GIVEN INSTRUCTION » Scan the data. Collect each line that contains the word "semana".

INFORMATION PROVIDED »
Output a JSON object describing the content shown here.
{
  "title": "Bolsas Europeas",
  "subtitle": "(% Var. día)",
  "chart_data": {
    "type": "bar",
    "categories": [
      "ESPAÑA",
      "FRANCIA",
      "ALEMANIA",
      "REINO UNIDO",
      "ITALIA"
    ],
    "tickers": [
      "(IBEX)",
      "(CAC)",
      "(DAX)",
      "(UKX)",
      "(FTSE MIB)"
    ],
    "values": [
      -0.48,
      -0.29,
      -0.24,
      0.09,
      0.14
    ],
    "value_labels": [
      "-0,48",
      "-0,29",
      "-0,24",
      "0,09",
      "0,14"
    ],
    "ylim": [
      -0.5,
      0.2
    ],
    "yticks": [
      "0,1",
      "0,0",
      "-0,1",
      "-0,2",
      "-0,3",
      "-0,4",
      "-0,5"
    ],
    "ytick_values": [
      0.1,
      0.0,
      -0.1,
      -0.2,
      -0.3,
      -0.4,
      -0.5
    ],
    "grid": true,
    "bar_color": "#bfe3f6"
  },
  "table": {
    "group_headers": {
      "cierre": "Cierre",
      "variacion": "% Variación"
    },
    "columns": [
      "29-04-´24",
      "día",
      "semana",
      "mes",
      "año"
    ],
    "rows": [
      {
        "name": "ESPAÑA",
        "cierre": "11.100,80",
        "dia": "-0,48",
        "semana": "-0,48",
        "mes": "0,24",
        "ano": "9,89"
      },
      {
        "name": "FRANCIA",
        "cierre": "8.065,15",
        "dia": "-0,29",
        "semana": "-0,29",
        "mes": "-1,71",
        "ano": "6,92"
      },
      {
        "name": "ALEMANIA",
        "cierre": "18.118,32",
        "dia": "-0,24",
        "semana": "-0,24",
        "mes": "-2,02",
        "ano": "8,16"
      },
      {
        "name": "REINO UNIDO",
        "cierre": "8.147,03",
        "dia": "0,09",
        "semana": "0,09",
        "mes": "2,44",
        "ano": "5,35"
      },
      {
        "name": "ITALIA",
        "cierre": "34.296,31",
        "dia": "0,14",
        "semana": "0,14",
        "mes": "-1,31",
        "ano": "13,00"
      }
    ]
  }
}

SOLUTION FOR THIS TASK »
      "semana",
        "semana": "-0,48",
        "semana": "-0,29",
        "semana": "-0,24",
        "semana": "0,09",
        "semana": "0,14",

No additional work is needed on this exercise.